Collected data

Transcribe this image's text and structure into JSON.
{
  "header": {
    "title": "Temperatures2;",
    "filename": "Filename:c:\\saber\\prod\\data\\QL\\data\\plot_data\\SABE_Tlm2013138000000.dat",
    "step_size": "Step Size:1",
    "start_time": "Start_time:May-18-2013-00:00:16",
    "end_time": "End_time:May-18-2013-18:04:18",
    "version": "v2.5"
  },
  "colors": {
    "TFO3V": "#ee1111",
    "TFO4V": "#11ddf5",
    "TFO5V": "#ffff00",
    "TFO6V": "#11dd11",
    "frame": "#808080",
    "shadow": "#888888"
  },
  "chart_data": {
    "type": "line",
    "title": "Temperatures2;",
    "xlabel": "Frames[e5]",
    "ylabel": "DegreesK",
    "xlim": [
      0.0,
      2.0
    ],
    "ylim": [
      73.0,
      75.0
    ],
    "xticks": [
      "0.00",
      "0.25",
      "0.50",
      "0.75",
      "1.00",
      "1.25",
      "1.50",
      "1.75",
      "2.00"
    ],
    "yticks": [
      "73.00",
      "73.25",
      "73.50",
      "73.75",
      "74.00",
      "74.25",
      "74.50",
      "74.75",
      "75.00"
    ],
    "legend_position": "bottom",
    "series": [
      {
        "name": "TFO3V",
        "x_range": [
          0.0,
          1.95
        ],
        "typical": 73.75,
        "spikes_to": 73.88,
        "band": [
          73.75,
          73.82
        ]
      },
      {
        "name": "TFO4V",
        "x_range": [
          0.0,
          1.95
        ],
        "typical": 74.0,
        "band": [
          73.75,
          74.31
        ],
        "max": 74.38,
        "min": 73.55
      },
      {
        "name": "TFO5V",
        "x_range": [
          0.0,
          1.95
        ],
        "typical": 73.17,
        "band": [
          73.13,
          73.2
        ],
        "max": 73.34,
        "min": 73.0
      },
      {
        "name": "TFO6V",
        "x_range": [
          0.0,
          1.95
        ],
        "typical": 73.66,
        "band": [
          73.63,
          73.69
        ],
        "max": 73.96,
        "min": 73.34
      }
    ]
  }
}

WRITTEN REQUEST:
Restate every record exactly, leaving nothing out.

COMPLETE ANSWER:
Transcribe this image's text and structure into JSON.
{
  "header": {
    "title": "Temperatures2;",
    "filename": "Filename:c:\\saber\\prod\\data\\QL\\data\\plot_data\\SABE_Tlm2013138000000.dat",
    "step_size": "Step Size:1",
    "start_time": "Start_time:May-18-2013-00:00:16",
    "end_time": "End_time:May-18-2013-18:04:18",
    "version": "v2.5"
  },
  "colors": {
    "TFO3V": "#ee1111",
    "TFO4V": "#11ddf5",
    "TFO5V": "#ffff00",
    "TFO6V": "#11dd11",
    "frame": "#808080",
    "shadow": "#888888"
  },
  "chart_data": {
    "type": "line",
    "title": "Temperatures2;",
    "xlabel": "Frames[e5]",
    "ylabel": "DegreesK",
    "xlim": [
      0.0,
      2.0
    ],
    "ylim": [
      73.0,
      75.0
    ],
    "xticks": [
      "0.00",
      "0.25",
      "0.50",
      "0.75",
      "1.00",
      "1.25",
      "1.50",
      "1.75",
      "2.00"
    ],
    "yticks": [
      "73.00",
      "73.25",
      "73.50",
      "73.75",
      "74.00",
      "74.25",
      "74.50",
      "74.75",
      "75.00"
    ],
    "legend_position": "bottom",
    "series": [
      {
        "name": "TFO3V",
        "x_range": [
          0.0,
          1.95
        ],
        "typical": 73.75,
        "spikes_to": 73.88,
        "band": [
          73.75,
          73.82
        ]
      },
      {
        "name": "TFO4V",
        "x_range": [
          0.0,
          1.95
        ],
        "typical": 74.0,
        "band": [
          73.75,
          74.31
        ],
        "max": 74.38,
        "min": 73.55
      },
      {
        "name": "TFO5V",
        "x_range": [
          0.0,
          1.95
        ],
        "typical": 73.17,
        "band": [
          73.13,
          73.2
        ],
        "max": 73.34,
        "min": 73.0
      },
      {
        "name": "TFO6V",
        "x_range": [
          0.0,
          1.95
        ],
        "typical": 73.66,
        "band": [
          73.63,
          73.69
        ],
        "max": 73.96,
        "min": 73.34
      }
    ]
  }
}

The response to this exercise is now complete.